**RECORD EXCERPTS**:
· · · ·

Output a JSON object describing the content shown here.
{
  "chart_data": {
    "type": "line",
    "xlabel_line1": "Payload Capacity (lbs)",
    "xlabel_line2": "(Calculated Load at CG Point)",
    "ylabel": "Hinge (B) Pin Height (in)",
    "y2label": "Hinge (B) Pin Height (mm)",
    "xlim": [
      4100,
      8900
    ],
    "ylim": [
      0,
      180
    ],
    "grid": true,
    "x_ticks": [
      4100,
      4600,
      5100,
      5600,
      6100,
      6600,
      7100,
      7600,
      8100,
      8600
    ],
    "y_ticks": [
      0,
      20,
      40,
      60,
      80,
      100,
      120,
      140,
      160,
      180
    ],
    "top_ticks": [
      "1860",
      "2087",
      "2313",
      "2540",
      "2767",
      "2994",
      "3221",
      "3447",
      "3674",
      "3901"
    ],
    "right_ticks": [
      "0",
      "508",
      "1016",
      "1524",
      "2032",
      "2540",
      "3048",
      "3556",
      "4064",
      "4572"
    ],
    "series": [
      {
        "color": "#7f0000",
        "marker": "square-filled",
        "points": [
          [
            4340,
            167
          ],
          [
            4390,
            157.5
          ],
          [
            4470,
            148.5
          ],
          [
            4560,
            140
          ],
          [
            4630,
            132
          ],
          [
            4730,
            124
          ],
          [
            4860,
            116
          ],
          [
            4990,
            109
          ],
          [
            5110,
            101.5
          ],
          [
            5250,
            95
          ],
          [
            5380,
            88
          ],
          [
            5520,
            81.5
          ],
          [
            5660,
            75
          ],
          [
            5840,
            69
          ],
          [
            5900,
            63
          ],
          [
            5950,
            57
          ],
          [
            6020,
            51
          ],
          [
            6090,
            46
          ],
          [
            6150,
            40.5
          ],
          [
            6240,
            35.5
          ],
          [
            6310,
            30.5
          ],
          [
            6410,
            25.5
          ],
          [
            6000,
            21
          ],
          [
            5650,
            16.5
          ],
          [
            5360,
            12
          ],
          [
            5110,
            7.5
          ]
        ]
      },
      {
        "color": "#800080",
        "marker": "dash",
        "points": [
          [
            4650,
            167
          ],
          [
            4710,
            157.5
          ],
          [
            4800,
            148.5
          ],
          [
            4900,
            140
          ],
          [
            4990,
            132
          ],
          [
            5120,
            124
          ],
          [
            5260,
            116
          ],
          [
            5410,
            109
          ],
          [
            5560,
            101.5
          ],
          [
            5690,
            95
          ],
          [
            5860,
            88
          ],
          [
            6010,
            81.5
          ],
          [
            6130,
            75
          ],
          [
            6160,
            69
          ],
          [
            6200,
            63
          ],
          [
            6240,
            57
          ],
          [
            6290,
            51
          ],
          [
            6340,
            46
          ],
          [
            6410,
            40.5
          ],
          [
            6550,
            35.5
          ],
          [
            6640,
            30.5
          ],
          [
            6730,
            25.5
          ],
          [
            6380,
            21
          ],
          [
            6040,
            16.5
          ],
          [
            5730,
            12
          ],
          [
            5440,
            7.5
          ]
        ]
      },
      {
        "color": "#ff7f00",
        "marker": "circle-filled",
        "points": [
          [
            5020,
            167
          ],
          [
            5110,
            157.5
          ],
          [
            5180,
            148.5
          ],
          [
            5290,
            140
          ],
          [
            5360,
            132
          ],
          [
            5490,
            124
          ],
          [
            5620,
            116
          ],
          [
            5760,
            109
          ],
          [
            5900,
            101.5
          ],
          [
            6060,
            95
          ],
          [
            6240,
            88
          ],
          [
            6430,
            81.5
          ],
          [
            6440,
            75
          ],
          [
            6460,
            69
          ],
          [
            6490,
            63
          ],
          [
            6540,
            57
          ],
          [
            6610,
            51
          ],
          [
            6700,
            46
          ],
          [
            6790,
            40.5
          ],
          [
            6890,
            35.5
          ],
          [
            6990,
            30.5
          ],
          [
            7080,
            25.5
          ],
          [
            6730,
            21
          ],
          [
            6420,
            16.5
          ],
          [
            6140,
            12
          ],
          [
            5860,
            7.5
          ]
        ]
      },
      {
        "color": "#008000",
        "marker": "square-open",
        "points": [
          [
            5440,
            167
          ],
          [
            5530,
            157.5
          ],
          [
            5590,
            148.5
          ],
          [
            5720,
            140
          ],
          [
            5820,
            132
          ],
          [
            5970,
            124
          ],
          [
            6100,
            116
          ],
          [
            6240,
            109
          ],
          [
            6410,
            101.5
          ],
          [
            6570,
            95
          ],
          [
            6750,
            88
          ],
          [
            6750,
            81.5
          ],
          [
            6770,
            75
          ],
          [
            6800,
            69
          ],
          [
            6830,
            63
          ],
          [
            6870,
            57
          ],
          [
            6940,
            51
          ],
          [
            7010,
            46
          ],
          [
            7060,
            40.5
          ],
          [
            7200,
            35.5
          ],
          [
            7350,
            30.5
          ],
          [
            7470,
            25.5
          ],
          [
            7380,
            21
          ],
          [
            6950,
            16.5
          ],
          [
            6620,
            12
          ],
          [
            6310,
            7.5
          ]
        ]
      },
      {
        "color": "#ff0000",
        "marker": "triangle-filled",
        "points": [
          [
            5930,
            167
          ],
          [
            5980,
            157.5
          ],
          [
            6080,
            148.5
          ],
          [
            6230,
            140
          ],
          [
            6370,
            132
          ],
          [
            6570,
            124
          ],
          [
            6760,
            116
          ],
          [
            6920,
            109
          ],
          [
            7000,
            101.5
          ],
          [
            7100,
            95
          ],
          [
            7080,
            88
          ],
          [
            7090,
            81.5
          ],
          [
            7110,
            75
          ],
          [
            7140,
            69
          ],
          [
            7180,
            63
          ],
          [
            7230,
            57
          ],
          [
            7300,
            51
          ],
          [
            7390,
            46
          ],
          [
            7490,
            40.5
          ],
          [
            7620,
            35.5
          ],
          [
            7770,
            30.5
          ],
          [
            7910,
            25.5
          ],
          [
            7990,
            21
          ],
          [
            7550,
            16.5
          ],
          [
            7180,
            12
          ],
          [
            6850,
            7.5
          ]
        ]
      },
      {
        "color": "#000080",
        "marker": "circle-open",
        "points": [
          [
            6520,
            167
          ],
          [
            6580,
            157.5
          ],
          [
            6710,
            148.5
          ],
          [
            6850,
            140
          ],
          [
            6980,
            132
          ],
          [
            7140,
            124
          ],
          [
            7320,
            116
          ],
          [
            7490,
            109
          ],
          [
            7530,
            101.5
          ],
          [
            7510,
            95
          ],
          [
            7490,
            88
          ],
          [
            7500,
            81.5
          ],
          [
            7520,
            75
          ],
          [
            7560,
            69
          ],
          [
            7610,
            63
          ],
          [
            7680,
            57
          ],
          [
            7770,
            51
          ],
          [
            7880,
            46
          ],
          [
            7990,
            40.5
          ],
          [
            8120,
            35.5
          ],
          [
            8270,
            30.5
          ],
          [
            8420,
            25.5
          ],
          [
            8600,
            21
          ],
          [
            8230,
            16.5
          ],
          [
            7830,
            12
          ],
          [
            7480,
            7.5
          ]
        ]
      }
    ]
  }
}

· · · ·

**EXERCISE**: Print the material verbatim, all of it.

**RESULT**:
Output a JSON object describing the content shown here.
{
  "chart_data": {
    "type": "line",
    "xlabel_line1": "Payload Capacity (lbs)",
    "xlabel_line2": "(Calculated Load at CG Point)",
    "ylabel": "Hinge (B) Pin Height (in)",
    "y2label": "Hinge (B) Pin Height (mm)",
    "xlim": [
      4100,
      8900
    ],
    "ylim": [
      0,
      180
    ],
    "grid": true,
    "x_ticks": [
      4100,
      4600,
      5100,
      5600,
      6100,
      6600,
      7100,
      7600,
      8100,
      8600
    ],
    "y_ticks": [
      0,
      20,
      40,
      60,
      80,
      100,
      120,
      140,
      160,
      180
    ],
    "top_ticks": [
      "1860",
      "2087",
      "2313",
      "2540",
      "2767",
      "2994",
      "3221",
      "3447",
      "3674",
      "3901"
    ],
    "right_ticks": [
      "0",
      "508",
      "1016",
      "1524",
      "2032",
      "2540",
      "3048",
      "3556",
      "4064",
      "4572"
    ],
    "series": [
      {
        "color": "#7f0000",
        "marker": "square-filled",
        "points": [
          [
            4340,
            167
          ],
          [
            4390,
            157.5
          ],
          [
            4470,
            148.5
          ],
          [
            4560,
            140
          ],
          [
            4630,
            132
          ],
          [
            4730,
            124
          ],
          [
            4860,
            116
          ],
          [
            4990,
            109
          ],
          [
            5110,
            101.5
          ],
          [
            5250,
            95
          ],
          [
            5380,
            88
          ],
          [
            5520,
            81.5
          ],
          [
            5660,
            75
          ],
          [
            5840,
            69
          ],
          [
            5900,
            63
          ],
          [
            5950,
            57
          ],
          [
            6020,
            51
          ],
          [
            6090,
            46
          ],
          [
            6150,
            40.5
          ],
          [
            6240,
            35.5
          ],
          [
            6310,
            30.5
          ],
          [
            6410,
            25.5
          ],
          [
            6000,
            21
          ],
          [
            5650,
            16.5
          ],
          [
            5360,
            12
          ],
          [
            5110,
            7.5
          ]
        ]
      },
      {
        "color": "#800080",
        "marker": "dash",
        "points": [
          [
            4650,
            167
          ],
          [
            4710,
            157.5
          ],
          [
            4800,
            148.5
          ],
          [
            4900,
            140
          ],
          [
            4990,
            132
          ],
          [
            5120,
            124
          ],
          [
            5260,
            116
          ],
          [
            5410,
            109
          ],
          [
            5560,
            101.5
          ],
          [
            5690,
            95
          ],
          [
            5860,
            88
          ],
          [
            6010,
            81.5
          ],
          [
            6130,
            75
          ],
          [
            6160,
            69
          ],
          [
            6200,
            63
          ],
          [
            6240,
            57
          ],
          [
            6290,
            51
          ],
          [
            6340,
            46
          ],
          [
            6410,
            40.5
          ],
          [
            6550,
            35.5
          ],
          [
            6640,
            30.5
          ],
          [
            6730,
            25.5
          ],
          [
            6380,
            21
          ],
          [
            6040,
            16.5
          ],
          [
            5730,
            12
          ],
          [
            5440,
            7.5
          ]
        ]
      },
      {
        "color": "#ff7f00",
        "marker": "circle-filled",
        "points": [
          [
            5020,
            167
          ],
          [
            5110,
            157.5
          ],
          [
            5180,
            148.5
          ],
          [
            5290,
            140
          ],
          [
            5360,
            132
          ],
          [
            5490,
            124
          ],
          [
            5620,
            116
          ],
          [
            5760,
            109
          ],
          [
            5900,
            101.5
          ],
          [
            6060,
            95
          ],
          [
            6240,
            88
          ],
          [
            6430,
            81.5
          ],
          [
            6440,
            75
          ],
          [
            6460,
            69
          ],
          [
            6490,
            63
          ],
          [
            6540,
            57
          ],
          [
            6610,
            51
          ],
          [
            6700,
            46
          ],
          [
            6790,
            40.5
          ],
          [
            6890,
            35.5
          ],
          [
            6990,
            30.5
          ],
          [
            7080,
            25.5
          ],
          [
            6730,
            21
          ],
          [
            6420,
            16.5
          ],
          [
            6140,
            12
          ],
          [
            5860,
            7.5
          ]
        ]
      },
      {
        "color": "#008000",
        "marker": "square-open",
        "points": [
          [
            5440,
            167
          ],
          [
            5530,
            157.5
          ],
          [
            5590,
            148.5
          ],
          [
            5720,
            140
          ],
          [
            5820,
            132
          ],
          [
            5970,
            124
          ],
          [
            6100,
            116
          ],
          [
            6240,
            109
          ],
          [
            6410,
            101.5
          ],
          [
            6570,
            95
          ],
          [
            6750,
            88
          ],
          [
            6750,
            81.5
          ],
          [
            6770,
            75
          ],
          [
            6800,
            69
          ],
          [
            6830,
            63
          ],
          [
            6870,
            57
          ],
          [
            6940,
            51
          ],
          [
            7010,
            46
          ],
          [
            7060,
            40.5
          ],
          [
            7200,
            35.5
          ],
          [
            7350,
            30.5
          ],
          [
            7470,
            25.5
          ],
          [
            7380,
            21
          ],
          [
            6950,
            16.5
          ],
          [
            6620,
            12
          ],
          [
            6310,
            7.5
          ]
        ]
      },
      {
        "color": "#ff0000",
        "marker": "triangle-filled",
        "points": [
          [
            5930,
            167
          ],
          [
            5980,
            157.5
          ],
          [
            6080,
            148.5
          ],
          [
            6230,
            140
          ],
          [
            6370,
            132
          ],
          [
            6570,
            124
          ],
          [
            6760,
            116
          ],
          [
            6920,
            109
          ],
          [
            7000,
            101.5
          ],
          [
            7100,
            95
          ],
          [
            7080,
            88
          ],
          [
            7090,
            81.5
          ],
          [
            7110,
            75
          ],
          [
            7140,
            69
          ],
          [
            7180,
            63
          ],
          [
            7230,
            57
          ],
          [
            7300,
            51
          ],
          [
            7390,
            46
          ],
          [
            7490,
            40.5
          ],
          [
            7620,
            35.5
          ],
          [
            7770,
            30.5
          ],
          [
            7910,
            25.5
          ],
          [
            7990,
            21
          ],
          [
            7550,
            16.5
          ],
          [
            7180,
            12
          ],
          [
            6850,
            7.5
          ]
        ]
      },
      {
        "color": "#000080",
        "marker": "circle-open",
        "points": [
          [
            6520,
            167
          ],
          [
            6580,
            157.5
          ],
          [
            6710,
            148.5
          ],
          [
            6850,
            140
          ],
          [
            6980,
            132
          ],
          [
            7140,
            124
          ],
          [
            7320,
            116
          ],
          [
            7490,
            109
          ],
          [
            7530,
            101.5
          ],
          [
            7510,
            95
          ],
          [
            7490,
            88
          ],
          [
            7500,
            81.5
          ],
          [
            7520,
            75
          ],
          [
            7560,
            69
          ],
          [
            7610,
            63
          ],
          [
            7680,
            57
          ],
          [
            7770,
            51
          ],
          [
            7880,
            46
          ],
          [
            7990,
            40.5
          ],
          [
            8120,
            35.5
          ],
          [
            8270,
            30.5
          ],
          [
            8420,
            25.5
          ],
          [
            8600,
            21
          ],
          [
            8230,
            16.5
          ],
          [
            7830,
            12
          ],
          [
            7480,
            7.5
          ]
        ]
      }
    ]
  }
}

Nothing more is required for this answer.